Task details: Below are records to transcribe exactly, without their pictures.

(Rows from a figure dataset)
start

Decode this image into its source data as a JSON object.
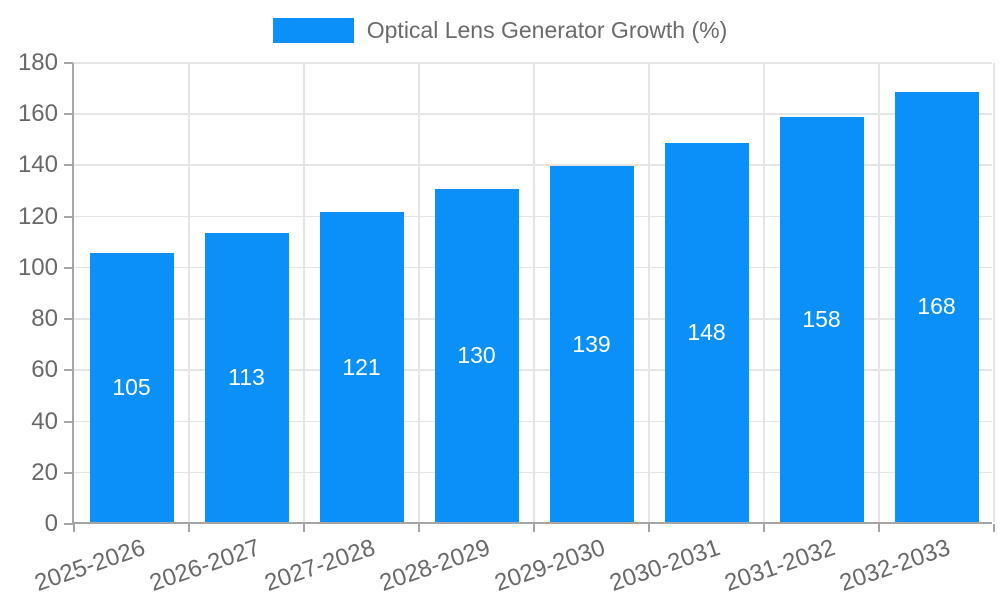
{
  "legend": {
    "label": "Optical Lens Generator Growth (%)"
  },
  "colors": {
    "bar": "#0a90f8",
    "grid": "#e5e5e5",
    "axis": "#a5a5a5",
    "tick_text": "#696969",
    "legend_text": "#6b6b6b",
    "bar_label_text": "#ffffff",
    "background": "#ffffff"
  },
  "chart_data": {
    "type": "bar",
    "title": "",
    "xlabel": "",
    "ylabel": "",
    "categories": [
      "2025-2026",
      "2026-2027",
      "2027-2028",
      "2028-2029",
      "2029-2030",
      "2030-2031",
      "2031-2032",
      "2032-2033"
    ],
    "series": [
      {
        "name": "Optical Lens Generator Growth (%)",
        "values": [
          105,
          113,
          121,
          130,
          139,
          148,
          158,
          168
        ]
      }
    ],
    "bar_labels": [
      "105",
      "113",
      "121",
      "130",
      "139",
      "148",
      "158",
      "168"
    ],
    "ylim": [
      0,
      180
    ],
    "yticks": [
      0,
      20,
      40,
      60,
      80,
      100,
      120,
      140,
      160,
      180
    ],
    "grid": true,
    "legend_position": "top-center",
    "bar_label_position": "inside-center",
    "xtick_rotation_deg": -19
  }
}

end

The response:
Decode this image into its source data as a JSON object.
{
  "legend": {
    "label": "Optical Lens Generator Growth (%)"
  },
  "colors": {
    "bar": "#0a90f8",
    "grid": "#e5e5e5",
    "axis": "#a5a5a5",
    "tick_text": "#696969",
    "legend_text": "#6b6b6b",
    "bar_label_text": "#ffffff",
    "background": "#ffffff"
  },
  "chart_data": {
    "type": "bar",
    "title": "",
    "xlabel": "",
    "ylabel": "",
    "categories": [
      "2025-2026",
      "2026-2027",
      "2027-2028",
      "2028-2029",
      "2029-2030",
      "2030-2031",
      "2031-2032",
      "2032-2033"
    ],
    "series": [
      {
        "name": "Optical Lens Generator Growth (%)",
        "values": [
          105,
          113,
          121,
          130,
          139,
          148,
          158,
          168
        ]
      }
    ],
    "bar_labels": [
      "105",
      "113",
      "121",
      "130",
      "139",
      "148",
      "158",
      "168"
    ],
    "ylim": [
      0,
      180
    ],
    "yticks": [
      0,
      20,
      40,
      60,
      80,
      100,
      120,
      140,
      160,
      180
    ],
    "grid": true,
    "legend_position": "top-center",
    "bar_label_position": "inside-center",
    "xtick_rotation_deg": -19
  }
}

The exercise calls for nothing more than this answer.